* **Material provided**:
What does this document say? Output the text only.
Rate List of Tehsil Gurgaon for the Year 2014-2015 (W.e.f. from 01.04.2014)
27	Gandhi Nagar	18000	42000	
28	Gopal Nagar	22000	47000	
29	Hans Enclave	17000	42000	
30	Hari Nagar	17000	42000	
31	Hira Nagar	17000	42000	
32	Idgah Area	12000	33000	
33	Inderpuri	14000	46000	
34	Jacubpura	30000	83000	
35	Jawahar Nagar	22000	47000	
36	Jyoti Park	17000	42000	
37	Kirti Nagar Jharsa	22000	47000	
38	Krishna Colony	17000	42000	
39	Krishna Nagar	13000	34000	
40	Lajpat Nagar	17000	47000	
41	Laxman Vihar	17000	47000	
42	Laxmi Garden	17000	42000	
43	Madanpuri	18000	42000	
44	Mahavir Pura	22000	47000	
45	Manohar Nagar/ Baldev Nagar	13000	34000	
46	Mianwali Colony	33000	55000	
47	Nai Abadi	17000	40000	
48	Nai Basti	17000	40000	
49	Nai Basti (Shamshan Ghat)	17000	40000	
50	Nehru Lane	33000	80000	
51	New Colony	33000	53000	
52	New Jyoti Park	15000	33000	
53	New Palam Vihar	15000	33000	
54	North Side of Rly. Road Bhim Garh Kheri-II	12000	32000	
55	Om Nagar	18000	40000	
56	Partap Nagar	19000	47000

* **The problem**:
Print the records above in full, exactly.

* **Expected answer**:
What does this document say? Output the text only.
Rate List of Tehsil Gurgaon for the Year 2014-2015 (W.e.f. from 01.04.2014)
27	Gandhi Nagar	18000	42000	
28	Gopal Nagar	22000	47000	
29	Hans Enclave	17000	42000	
30	Hari Nagar	17000	42000	
31	Hira Nagar	17000	42000	
32	Idgah Area	12000	33000	
33	Inderpuri	14000	46000	
34	Jacubpura	30000	83000	
35	Jawahar Nagar	22000	47000	
36	Jyoti Park	17000	42000	
37	Kirti Nagar Jharsa	22000	47000	
38	Krishna Colony	17000	42000	
39	Krishna Nagar	13000	34000	
40	Lajpat Nagar	17000	47000	
41	Laxman Vihar	17000	47000	
42	Laxmi Garden	17000	42000	
43	Madanpuri	18000	42000	
44	Mahavir Pura	22000	47000	
45	Manohar Nagar/ Baldev Nagar	13000	34000	
46	Mianwali Colony	33000	55000	
47	Nai Abadi	17000	40000	
48	Nai Basti	17000	40000	
49	Nai Basti (Shamshan Ghat)	17000	40000	
50	Nehru Lane	33000	80000	
51	New Colony	33000	53000	
52	New Jyoti Park	15000	33000	
53	New Palam Vihar	15000	33000	
54	North Side of Rly. Road Bhim Garh Kheri-II	12000	32000	
55	Om Nagar	18000	40000	
56	Partap Nagar	19000	47000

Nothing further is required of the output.